======== DATA EXTRACT ========

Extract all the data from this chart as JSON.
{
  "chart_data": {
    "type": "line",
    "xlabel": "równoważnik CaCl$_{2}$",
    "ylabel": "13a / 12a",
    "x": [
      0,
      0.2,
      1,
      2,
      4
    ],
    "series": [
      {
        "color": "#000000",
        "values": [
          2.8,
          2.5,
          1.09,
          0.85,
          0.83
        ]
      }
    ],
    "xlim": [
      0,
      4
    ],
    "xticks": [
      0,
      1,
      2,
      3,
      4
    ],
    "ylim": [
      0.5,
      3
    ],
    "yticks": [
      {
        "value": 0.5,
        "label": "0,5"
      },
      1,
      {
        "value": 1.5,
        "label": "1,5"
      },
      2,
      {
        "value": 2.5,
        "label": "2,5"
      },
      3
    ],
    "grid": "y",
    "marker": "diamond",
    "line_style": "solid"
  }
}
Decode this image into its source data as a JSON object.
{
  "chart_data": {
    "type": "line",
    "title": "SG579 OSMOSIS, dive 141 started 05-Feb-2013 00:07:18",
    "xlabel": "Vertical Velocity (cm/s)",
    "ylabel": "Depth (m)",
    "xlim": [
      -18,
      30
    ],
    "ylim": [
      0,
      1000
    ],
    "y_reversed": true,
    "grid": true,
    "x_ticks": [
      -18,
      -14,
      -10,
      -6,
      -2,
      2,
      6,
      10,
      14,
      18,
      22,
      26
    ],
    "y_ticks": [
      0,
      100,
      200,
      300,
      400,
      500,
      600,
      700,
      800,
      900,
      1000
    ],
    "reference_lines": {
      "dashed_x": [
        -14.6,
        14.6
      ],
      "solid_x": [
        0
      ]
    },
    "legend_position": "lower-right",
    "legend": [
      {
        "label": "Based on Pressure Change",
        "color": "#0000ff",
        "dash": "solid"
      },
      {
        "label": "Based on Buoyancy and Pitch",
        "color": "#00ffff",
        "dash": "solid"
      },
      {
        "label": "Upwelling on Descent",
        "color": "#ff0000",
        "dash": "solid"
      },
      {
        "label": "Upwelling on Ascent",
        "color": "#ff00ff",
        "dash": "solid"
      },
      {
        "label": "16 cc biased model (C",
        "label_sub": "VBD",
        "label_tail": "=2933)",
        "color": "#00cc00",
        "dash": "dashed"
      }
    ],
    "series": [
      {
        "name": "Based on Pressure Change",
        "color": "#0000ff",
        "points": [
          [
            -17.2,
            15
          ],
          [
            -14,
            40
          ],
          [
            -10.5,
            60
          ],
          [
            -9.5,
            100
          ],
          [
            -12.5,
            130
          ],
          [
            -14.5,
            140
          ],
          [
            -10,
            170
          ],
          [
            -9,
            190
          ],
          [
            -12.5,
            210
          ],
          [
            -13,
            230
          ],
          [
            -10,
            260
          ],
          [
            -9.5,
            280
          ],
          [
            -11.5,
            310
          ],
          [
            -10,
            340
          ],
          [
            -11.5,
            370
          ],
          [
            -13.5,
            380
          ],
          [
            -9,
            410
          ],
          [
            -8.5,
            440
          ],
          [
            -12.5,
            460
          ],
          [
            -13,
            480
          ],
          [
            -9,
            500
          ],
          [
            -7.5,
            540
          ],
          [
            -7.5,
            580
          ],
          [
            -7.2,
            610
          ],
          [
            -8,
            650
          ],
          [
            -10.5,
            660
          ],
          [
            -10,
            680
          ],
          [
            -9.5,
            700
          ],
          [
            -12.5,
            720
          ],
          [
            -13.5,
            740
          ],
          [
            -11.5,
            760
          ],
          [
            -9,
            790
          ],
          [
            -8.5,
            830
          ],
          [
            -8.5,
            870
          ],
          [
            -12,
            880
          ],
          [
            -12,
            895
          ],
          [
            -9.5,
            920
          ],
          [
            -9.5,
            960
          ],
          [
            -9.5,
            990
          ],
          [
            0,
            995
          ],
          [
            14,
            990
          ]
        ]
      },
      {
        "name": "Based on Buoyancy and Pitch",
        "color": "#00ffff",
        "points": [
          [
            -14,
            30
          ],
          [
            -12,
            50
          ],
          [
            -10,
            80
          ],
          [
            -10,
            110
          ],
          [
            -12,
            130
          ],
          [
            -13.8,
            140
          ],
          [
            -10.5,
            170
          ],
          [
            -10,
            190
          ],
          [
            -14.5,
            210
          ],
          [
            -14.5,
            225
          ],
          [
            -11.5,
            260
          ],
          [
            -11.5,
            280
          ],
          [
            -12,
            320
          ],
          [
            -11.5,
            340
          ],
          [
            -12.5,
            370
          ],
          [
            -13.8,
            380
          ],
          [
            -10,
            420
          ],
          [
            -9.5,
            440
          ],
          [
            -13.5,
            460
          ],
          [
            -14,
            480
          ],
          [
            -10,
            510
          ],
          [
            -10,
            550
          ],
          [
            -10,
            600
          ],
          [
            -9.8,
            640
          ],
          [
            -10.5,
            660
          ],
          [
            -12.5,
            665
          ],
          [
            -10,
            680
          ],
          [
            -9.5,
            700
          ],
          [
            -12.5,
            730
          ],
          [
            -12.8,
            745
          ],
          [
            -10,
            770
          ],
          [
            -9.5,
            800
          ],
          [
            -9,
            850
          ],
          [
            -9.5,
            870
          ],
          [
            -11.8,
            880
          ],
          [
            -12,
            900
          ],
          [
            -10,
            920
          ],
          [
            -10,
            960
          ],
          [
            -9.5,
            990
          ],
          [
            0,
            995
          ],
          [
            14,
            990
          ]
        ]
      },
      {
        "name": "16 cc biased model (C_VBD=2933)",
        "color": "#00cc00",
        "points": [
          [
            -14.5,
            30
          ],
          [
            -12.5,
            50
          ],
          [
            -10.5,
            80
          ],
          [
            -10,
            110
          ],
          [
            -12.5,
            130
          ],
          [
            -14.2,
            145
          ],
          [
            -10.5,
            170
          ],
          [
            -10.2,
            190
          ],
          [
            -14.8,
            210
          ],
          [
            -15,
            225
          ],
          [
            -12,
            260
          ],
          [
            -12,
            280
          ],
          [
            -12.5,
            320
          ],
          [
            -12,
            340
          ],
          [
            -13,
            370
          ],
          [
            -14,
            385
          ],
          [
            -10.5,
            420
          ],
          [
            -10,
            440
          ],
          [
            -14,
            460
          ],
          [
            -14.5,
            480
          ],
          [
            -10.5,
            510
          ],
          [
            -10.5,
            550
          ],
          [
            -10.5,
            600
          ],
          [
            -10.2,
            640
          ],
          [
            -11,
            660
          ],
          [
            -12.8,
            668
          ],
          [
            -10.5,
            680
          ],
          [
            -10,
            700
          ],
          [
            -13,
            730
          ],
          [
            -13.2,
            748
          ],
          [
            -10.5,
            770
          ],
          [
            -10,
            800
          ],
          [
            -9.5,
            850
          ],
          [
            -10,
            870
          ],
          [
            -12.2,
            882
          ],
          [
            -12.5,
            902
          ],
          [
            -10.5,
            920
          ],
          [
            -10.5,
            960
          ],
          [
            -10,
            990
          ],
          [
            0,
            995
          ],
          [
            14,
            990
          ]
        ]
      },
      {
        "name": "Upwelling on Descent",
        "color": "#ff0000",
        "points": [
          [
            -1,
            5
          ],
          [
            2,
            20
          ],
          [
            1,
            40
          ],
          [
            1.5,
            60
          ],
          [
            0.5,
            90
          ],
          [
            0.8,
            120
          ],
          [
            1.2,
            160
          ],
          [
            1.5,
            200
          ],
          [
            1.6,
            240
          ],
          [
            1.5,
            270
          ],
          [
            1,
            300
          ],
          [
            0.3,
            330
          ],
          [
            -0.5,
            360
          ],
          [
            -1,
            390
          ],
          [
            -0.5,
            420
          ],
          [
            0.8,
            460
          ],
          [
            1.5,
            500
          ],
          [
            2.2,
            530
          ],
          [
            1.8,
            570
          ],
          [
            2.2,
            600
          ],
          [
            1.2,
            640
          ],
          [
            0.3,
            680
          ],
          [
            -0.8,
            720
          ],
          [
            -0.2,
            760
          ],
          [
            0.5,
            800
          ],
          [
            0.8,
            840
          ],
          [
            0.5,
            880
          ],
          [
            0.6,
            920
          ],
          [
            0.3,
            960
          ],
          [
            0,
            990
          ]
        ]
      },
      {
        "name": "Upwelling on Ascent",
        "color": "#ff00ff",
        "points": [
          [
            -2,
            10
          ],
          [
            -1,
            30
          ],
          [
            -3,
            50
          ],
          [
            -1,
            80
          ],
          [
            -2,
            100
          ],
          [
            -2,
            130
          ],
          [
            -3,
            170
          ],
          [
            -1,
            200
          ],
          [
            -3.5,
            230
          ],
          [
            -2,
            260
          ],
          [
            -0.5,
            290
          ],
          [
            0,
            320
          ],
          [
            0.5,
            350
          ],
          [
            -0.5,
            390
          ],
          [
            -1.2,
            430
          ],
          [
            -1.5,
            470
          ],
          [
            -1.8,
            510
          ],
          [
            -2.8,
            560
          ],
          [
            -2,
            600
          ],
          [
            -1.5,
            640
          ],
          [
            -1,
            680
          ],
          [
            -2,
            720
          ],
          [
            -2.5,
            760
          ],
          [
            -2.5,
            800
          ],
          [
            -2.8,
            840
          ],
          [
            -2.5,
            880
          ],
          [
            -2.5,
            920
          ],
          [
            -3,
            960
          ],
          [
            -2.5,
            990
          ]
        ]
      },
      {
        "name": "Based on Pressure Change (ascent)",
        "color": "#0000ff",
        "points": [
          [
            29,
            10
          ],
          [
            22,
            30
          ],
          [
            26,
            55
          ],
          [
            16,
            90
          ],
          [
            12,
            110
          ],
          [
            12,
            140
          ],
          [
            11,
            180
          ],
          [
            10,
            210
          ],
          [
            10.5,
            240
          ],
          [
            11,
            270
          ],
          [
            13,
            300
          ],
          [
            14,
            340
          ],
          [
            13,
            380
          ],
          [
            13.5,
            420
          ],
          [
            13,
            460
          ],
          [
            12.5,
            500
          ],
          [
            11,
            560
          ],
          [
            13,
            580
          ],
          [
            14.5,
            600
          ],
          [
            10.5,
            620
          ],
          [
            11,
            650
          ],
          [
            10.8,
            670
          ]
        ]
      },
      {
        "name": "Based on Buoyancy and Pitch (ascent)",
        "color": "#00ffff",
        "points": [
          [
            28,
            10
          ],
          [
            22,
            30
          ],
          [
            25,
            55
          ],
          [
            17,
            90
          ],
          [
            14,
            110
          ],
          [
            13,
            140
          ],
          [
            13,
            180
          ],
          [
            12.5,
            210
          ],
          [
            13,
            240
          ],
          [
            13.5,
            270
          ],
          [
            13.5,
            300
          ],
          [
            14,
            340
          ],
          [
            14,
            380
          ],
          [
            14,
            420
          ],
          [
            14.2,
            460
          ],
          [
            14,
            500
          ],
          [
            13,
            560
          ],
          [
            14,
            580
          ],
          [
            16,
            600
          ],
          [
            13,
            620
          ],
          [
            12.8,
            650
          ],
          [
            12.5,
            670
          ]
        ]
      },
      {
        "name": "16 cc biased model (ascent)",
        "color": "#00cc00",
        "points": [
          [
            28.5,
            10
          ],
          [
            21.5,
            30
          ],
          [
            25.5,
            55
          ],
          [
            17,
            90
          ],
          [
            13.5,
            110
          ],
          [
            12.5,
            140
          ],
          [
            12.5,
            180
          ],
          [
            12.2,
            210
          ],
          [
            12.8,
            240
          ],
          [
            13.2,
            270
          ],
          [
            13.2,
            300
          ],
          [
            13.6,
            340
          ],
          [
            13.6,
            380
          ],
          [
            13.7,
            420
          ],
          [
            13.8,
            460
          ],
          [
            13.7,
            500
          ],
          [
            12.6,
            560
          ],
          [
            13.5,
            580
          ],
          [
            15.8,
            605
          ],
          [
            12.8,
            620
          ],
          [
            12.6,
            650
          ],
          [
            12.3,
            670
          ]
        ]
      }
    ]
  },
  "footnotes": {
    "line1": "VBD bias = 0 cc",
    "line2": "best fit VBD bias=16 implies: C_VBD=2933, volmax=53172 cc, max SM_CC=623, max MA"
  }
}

========

**TASK DESCRIPTION**: Search the data above for lines holding "Pressure" and copy each of them.

**SOLUTION**:
        "label": "Based on Pressure Change",
        "name": "Based on Pressure Change",
        "name": "Based on Pressure Change (ascent)",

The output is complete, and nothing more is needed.